### Task description
All the data must come back unchanged, except that pictures are left out.

### Exercise materials

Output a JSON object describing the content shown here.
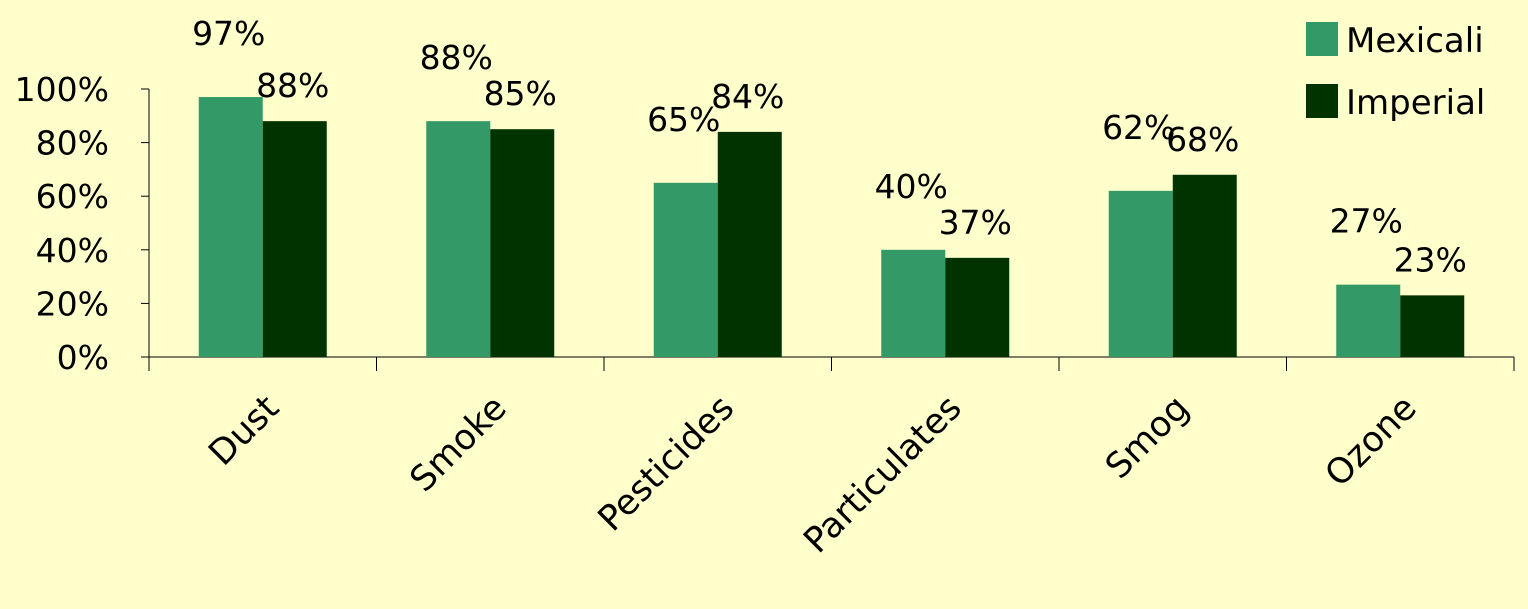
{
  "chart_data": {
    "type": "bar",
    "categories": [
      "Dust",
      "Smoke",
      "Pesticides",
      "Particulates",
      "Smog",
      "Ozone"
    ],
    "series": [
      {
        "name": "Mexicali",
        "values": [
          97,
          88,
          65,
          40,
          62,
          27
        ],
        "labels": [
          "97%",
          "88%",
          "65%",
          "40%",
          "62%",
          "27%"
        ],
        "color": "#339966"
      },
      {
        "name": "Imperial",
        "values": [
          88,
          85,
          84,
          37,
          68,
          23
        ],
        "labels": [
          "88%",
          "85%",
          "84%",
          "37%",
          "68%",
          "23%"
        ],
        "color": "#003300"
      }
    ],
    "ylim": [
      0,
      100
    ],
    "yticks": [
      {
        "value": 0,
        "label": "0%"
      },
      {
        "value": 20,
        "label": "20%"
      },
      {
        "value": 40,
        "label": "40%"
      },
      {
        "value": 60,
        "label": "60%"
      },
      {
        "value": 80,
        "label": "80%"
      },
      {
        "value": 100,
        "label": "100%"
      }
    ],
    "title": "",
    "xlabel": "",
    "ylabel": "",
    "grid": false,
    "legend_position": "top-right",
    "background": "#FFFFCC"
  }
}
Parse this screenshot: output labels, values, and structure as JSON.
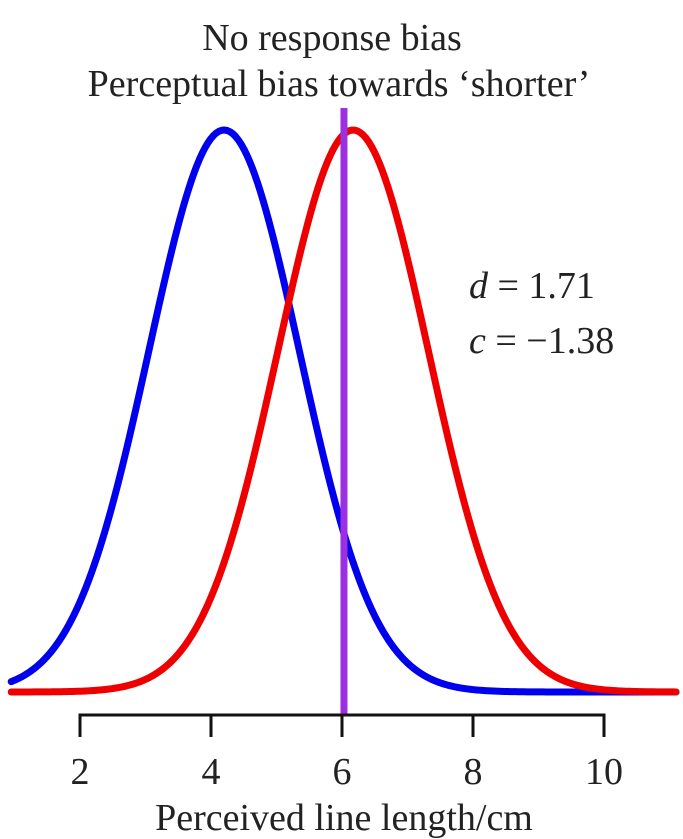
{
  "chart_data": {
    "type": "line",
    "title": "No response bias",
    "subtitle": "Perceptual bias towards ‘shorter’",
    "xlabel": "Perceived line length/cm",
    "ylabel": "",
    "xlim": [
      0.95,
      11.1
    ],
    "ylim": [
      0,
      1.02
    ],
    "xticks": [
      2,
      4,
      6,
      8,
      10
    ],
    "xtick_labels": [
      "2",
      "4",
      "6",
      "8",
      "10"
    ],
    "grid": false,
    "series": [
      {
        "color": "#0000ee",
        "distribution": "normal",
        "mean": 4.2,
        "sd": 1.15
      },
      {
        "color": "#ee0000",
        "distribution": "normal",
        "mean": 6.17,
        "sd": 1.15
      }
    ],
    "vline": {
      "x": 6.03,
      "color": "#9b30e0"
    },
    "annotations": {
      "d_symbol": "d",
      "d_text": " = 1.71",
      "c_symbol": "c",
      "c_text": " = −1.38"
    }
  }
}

### Output of the exercise
Output a JSON object describing the content shown here.
{
  "chart_data": {
    "type": "bar",
    "categories": [
      "Dust",
      "Smoke",
      "Pesticides",
      "Particulates",
      "Smog",
      "Ozone"
    ],
    "series": [
      {
        "name": "Mexicali",
        "values": [
          97,
          88,
          65,
          40,
          62,
          27
        ],
        "labels": [
          "97%",
          "88%",
          "65%",
          "40%",
          "62%",
          "27%"
        ],
        "color": "#339966"
      },
      {
        "name": "Imperial",
        "values": [
          88,
          85,
          84,
          37,
          68,
          23
        ],
        "labels": [
          "88%",
          "85%",
          "84%",
          "37%",
          "68%",
          "23%"
        ],
        "color": "#003300"
      }
    ],
    "ylim": [
      0,
      100
    ],
    "yticks": [
      {
        "value": 0,
        "label": "0%"
      },
      {
        "value": 20,
        "label": "20%"
      },
      {
        "value": 40,
        "label": "40%"
      },
      {
        "value": 60,
        "label": "60%"
      },
      {
        "value": 80,
        "label": "80%"
      },
      {
        "value": 100,
        "label": "100%"
      }
    ],
    "title": "",
    "xlabel": "",
    "ylabel": "",
    "grid": false,
    "legend_position": "top-right",
    "background": "#FFFFCC"
  }
}
Parse this screenshot: output labels, values, and structure as JSON.
{
  "chart_data": {
    "type": "line",
    "title": "No response bias",
    "subtitle": "Perceptual bias towards ‘shorter’",
    "xlabel": "Perceived line length/cm",
    "ylabel": "",
    "xlim": [
      0.95,
      11.1
    ],
    "ylim": [
      0,
      1.02
    ],
    "xticks": [
      2,
      4,
      6,
      8,
      10
    ],
    "xtick_labels": [
      "2",
      "4",
      "6",
      "8",
      "10"
    ],
    "grid": false,
    "series": [
      {
        "color": "#0000ee",
        "distribution": "normal",
        "mean": 4.2,
        "sd": 1.15
      },
      {
        "color": "#ee0000",
        "distribution": "normal",
        "mean": 6.17,
        "sd": 1.15
      }
    ],
    "vline": {
      "x": 6.03,
      "color": "#9b30e0"
    },
    "annotations": {
      "d_symbol": "d",
      "d_text": " = 1.71",
      "c_symbol": "c",
      "c_text": " = −1.38"
    }
  }
}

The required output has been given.